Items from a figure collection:
+++++

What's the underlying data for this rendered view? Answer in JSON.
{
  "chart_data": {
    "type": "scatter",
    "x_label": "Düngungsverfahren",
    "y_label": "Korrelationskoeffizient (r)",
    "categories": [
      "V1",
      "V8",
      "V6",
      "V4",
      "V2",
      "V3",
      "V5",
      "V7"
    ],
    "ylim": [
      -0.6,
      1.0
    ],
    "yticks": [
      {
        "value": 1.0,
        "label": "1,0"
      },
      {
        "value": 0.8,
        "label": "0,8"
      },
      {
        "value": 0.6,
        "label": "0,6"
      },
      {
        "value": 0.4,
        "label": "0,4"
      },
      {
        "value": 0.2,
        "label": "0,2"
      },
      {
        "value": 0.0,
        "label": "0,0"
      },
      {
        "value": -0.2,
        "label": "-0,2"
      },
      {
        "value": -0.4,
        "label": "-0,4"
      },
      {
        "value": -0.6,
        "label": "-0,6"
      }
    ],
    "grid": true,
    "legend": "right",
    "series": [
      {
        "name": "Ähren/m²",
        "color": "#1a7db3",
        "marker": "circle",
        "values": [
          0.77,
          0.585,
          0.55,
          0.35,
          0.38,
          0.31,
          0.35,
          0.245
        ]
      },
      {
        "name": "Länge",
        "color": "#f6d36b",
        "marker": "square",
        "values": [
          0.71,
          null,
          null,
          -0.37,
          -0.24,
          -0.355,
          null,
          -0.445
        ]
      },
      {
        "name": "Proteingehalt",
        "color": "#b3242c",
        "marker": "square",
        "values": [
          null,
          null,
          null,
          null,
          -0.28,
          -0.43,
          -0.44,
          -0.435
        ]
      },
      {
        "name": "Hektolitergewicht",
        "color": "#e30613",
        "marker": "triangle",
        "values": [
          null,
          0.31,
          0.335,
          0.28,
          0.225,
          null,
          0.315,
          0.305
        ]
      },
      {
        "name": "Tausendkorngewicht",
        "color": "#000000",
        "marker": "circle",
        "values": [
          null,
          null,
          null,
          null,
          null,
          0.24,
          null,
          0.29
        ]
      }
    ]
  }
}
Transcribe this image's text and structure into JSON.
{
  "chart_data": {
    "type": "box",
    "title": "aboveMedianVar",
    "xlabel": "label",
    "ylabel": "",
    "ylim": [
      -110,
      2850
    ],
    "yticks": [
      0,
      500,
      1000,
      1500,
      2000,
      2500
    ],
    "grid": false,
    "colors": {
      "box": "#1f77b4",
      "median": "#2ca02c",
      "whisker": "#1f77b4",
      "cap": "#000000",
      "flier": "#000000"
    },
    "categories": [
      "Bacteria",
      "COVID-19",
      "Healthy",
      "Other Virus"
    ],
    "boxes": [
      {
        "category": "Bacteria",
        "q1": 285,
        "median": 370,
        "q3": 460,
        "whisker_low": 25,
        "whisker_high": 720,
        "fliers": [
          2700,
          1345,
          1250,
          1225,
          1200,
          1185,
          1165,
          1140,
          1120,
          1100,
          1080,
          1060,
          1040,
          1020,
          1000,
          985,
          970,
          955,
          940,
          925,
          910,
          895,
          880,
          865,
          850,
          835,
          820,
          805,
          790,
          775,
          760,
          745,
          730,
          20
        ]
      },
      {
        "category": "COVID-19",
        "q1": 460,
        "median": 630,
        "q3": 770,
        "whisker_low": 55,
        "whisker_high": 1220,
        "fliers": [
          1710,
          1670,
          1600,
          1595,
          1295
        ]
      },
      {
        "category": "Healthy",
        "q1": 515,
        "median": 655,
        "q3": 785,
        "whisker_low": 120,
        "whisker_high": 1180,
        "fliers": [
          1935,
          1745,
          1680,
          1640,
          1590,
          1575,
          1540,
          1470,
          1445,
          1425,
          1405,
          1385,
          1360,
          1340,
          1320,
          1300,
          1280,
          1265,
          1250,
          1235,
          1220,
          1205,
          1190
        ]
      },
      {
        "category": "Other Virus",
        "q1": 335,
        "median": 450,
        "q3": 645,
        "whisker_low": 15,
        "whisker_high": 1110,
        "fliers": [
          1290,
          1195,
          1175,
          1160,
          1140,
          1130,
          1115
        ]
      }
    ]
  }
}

+++++

PROBLEM TO SOLVE:
Each line of the data has to be written out exactly as it appears.

SOLUTION FOR THIS TASK:
What's the underlying data for this rendered view? Answer in JSON.
{
  "chart_data": {
    "type": "scatter",
    "x_label": "Düngungsverfahren",
    "y_label": "Korrelationskoeffizient (r)",
    "categories": [
      "V1",
      "V8",
      "V6",
      "V4",
      "V2",
      "V3",
      "V5",
      "V7"
    ],
    "ylim": [
      -0.6,
      1.0
    ],
    "yticks": [
      {
        "value": 1.0,
        "label": "1,0"
      },
      {
        "value": 0.8,
        "label": "0,8"
      },
      {
        "value": 0.6,
        "label": "0,6"
      },
      {
        "value": 0.4,
        "label": "0,4"
      },
      {
        "value": 0.2,
        "label": "0,2"
      },
      {
        "value": 0.0,
        "label": "0,0"
      },
      {
        "value": -0.2,
        "label": "-0,2"
      },
      {
        "value": -0.4,
        "label": "-0,4"
      },
      {
        "value": -0.6,
        "label": "-0,6"
      }
    ],
    "grid": true,
    "legend": "right",
    "series": [
      {
        "name": "Ähren/m²",
        "color": "#1a7db3",
        "marker": "circle",
        "values": [
          0.77,
          0.585,
          0.55,
          0.35,
          0.38,
          0.31,
          0.35,
          0.245
        ]
      },
      {
        "name": "Länge",
        "color": "#f6d36b",
        "marker": "square",
        "values": [
          0.71,
          null,
          null,
          -0.37,
          -0.24,
          -0.355,
          null,
          -0.445
        ]
      },
      {
        "name": "Proteingehalt",
        "color": "#b3242c",
        "marker": "square",
        "values": [
          null,
          null,
          null,
          null,
          -0.28,
          -0.43,
          -0.44,
          -0.435
        ]
      },
      {
        "name": "Hektolitergewicht",
        "color": "#e30613",
        "marker": "triangle",
        "values": [
          null,
          0.31,
          0.335,
          0.28,
          0.225,
          null,
          0.315,
          0.305
        ]
      },
      {
        "name": "Tausendkorngewicht",
        "color": "#000000",
        "marker": "circle",
        "values": [
          null,
          null,
          null,
          null,
          null,
          0.24,
          null,
          0.29
        ]
      }
    ]
  }
}
Transcribe this image's text and structure into JSON.
{
  "chart_data": {
    "type": "box",
    "title": "aboveMedianVar",
    "xlabel": "label",
    "ylabel": "",
    "ylim": [
      -110,
      2850
    ],
    "yticks": [
      0,
      500,
      1000,
      1500,
      2000,
      2500
    ],
    "grid": false,
    "colors": {
      "box": "#1f77b4",
      "median": "#2ca02c",
      "whisker": "#1f77b4",
      "cap": "#000000",
      "flier": "#000000"
    },
    "categories": [
      "Bacteria",
      "COVID-19",
      "Healthy",
      "Other Virus"
    ],
    "boxes": [
      {
        "category": "Bacteria",
        "q1": 285,
        "median": 370,
        "q3": 460,
        "whisker_low": 25,
        "whisker_high": 720,
        "fliers": [
          2700,
          1345,
          1250,
          1225,
          1200,
          1185,
          1165,
          1140,
          1120,
          1100,
          1080,
          1060,
          1040,
          1020,
          1000,
          985,
          970,
          955,
          940,
          925,
          910,
          895,
          880,
          865,
          850,
          835,
          820,
          805,
          790,
          775,
          760,
          745,
          730,
          20
        ]
      },
      {
        "category": "COVID-19",
        "q1": 460,
        "median": 630,
        "q3": 770,
        "whisker_low": 55,
        "whisker_high": 1220,
        "fliers": [
          1710,
          1670,
          1600,
          1595,
          1295
        ]
      },
      {
        "category": "Healthy",
        "q1": 515,
        "median": 655,
        "q3": 785,
        "whisker_low": 120,
        "whisker_high": 1180,
        "fliers": [
          1935,
          1745,
          1680,
          1640,
          1590,
          1575,
          1540,
          1470,
          1445,
          1425,
          1405,
          1385,
          1360,
          1340,
          1320,
          1300,
          1280,
          1265,
          1250,
          1235,
          1220,
          1205,
          1190
        ]
      },
      {
        "category": "Other Virus",
        "q1": 335,
        "median": 450,
        "q3": 645,
        "whisker_low": 15,
        "whisker_high": 1110,
        "fliers": [
          1290,
          1195,
          1175,
          1160,
          1140,
          1130,
          1115
        ]
      }
    ]
  }
}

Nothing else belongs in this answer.